• Set exercise
Transcribe the Laravel authentication setup recipe word for word, from "To use Laravel's" to "to do it...".

──────── Passage

To use Laravel's authentication system, we need to make sure it's set up correctly. In this recipe, we'll see a common way to accomplish the setup.

Getting ready

To set up the authentication, we just need to have Laravel installed and a MySQL instance running.

How to do it...

To complete this recipe, follow these steps:

  1. Go into your app/config/session.php config file and make sure it's set to use native:
    'driver' => 'native'
    
  2. The app/config/auth.php config file defaults should be fine but make sure they are set as follows:
    'driver' => 'eloquent',
    'model' => 'User',
    'table' => 'users',
  3. In MySQL, create a database named as authapp and make sure the settings are correct in the app/config/database.php config file. The following are the settings that we'll be using:
    'default' => 'mysql',
    
    'connections' => array(
    
        'mysql' => array(
            'driver'   => 'mysql',
            'host'     => 'localhost',
            'database' => 'authapp',
            'username' => 'root',
            'password' => '',
            'charset'  => 'utf8',
            'prefix'   => '',
        ),
    ),
  4. We'll set up our Users table using migrations and the Schema builder with the Artisan command line, so we need to create our migrations table:
    php artisan migrate:install
    
  5. Create the migration for our Users table:
    php artisan migrate:make create_users_table
    
  6. In the app/database/migrations directory, there will be a new file that has the date followed by create_users_table.php as the filename. In that file, we create our table:
    <?php
    
    use Illuminate\Database\Migrations\Migration;
    
    class CreateUsersTable extends Migration {
    
        /**
        * Run the migrations.

────────────────
──────── Data block

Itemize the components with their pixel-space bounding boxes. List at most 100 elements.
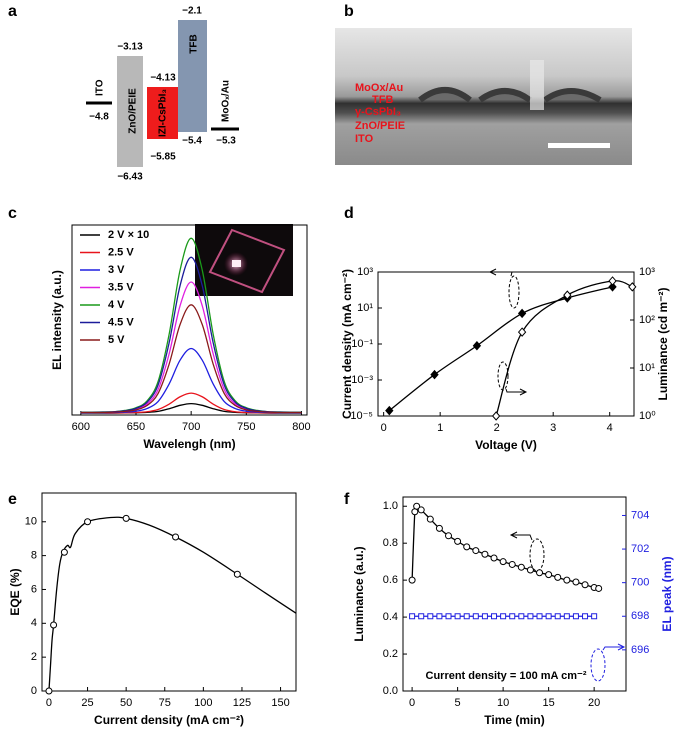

────────────────

• Final result
To use Laravel's authentication system, we need to make sure it's set up correctly. In this recipe, we'll see a common way to accomplish the setup.

Getting ready

To set up the authentication, we just need to have Laravel installed and a MySQL instance running.

How to do it...